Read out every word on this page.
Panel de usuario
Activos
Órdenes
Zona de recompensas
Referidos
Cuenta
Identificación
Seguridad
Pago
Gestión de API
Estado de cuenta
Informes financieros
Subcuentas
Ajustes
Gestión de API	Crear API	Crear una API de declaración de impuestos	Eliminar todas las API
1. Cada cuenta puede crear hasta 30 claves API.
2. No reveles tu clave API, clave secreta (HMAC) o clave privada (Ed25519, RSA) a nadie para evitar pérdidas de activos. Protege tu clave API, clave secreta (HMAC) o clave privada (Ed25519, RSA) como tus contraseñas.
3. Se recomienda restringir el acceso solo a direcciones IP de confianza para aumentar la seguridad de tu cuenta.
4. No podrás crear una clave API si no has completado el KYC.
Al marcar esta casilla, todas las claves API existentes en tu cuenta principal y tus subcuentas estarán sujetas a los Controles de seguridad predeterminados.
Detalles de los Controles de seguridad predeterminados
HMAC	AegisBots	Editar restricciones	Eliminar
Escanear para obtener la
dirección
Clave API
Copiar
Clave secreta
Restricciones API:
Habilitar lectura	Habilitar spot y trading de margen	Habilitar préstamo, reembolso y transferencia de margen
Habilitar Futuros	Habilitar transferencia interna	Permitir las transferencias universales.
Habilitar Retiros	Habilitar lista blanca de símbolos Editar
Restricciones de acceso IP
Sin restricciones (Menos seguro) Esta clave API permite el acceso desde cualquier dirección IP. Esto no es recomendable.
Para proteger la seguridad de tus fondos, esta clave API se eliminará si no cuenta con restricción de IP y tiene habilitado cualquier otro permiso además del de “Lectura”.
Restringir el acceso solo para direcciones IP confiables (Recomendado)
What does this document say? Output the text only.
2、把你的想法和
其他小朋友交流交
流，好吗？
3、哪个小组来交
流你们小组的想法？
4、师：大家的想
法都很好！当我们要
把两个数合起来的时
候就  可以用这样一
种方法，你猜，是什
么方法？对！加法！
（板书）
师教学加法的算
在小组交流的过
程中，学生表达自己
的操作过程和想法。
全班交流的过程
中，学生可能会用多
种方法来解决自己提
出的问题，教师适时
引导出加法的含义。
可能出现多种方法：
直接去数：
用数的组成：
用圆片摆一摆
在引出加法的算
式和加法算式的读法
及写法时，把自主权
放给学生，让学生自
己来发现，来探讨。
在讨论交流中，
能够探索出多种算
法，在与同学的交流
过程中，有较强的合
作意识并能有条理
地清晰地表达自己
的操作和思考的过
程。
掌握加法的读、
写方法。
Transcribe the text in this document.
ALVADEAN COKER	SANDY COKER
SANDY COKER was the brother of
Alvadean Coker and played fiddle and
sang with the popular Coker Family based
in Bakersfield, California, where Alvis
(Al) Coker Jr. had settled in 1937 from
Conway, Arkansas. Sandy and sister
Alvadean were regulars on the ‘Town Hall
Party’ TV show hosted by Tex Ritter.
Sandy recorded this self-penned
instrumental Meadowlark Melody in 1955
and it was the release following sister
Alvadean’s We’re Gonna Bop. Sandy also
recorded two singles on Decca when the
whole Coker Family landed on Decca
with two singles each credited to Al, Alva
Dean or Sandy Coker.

========================

▶ Directions for this task: Print only the lines from the one with "Transcribe the text in this document." to the end of the records, both included.

▶ Result for this exercise:
Transcribe the text in this document.
ALVADEAN COKER	SANDY COKER
SANDY COKER was the brother of
Alvadean Coker and played fiddle and
sang with the popular Coker Family based
in Bakersfield, California, where Alvis
(Al) Coker Jr. had settled in 1937 from
Conway, Arkansas. Sandy and sister
Alvadean were regulars on the ‘Town Hall
Party’ TV show hosted by Tex Ritter.
Sandy recorded this self-penned
instrumental Meadowlark Melody in 1955
and it was the release following sister
Alvadean’s We’re Gonna Bop. Sandy also
recorded two singles on Decca when the
whole Coker Family landed on Decca
with two singles each credited to Al, Alva
Dean or Sandy Coker.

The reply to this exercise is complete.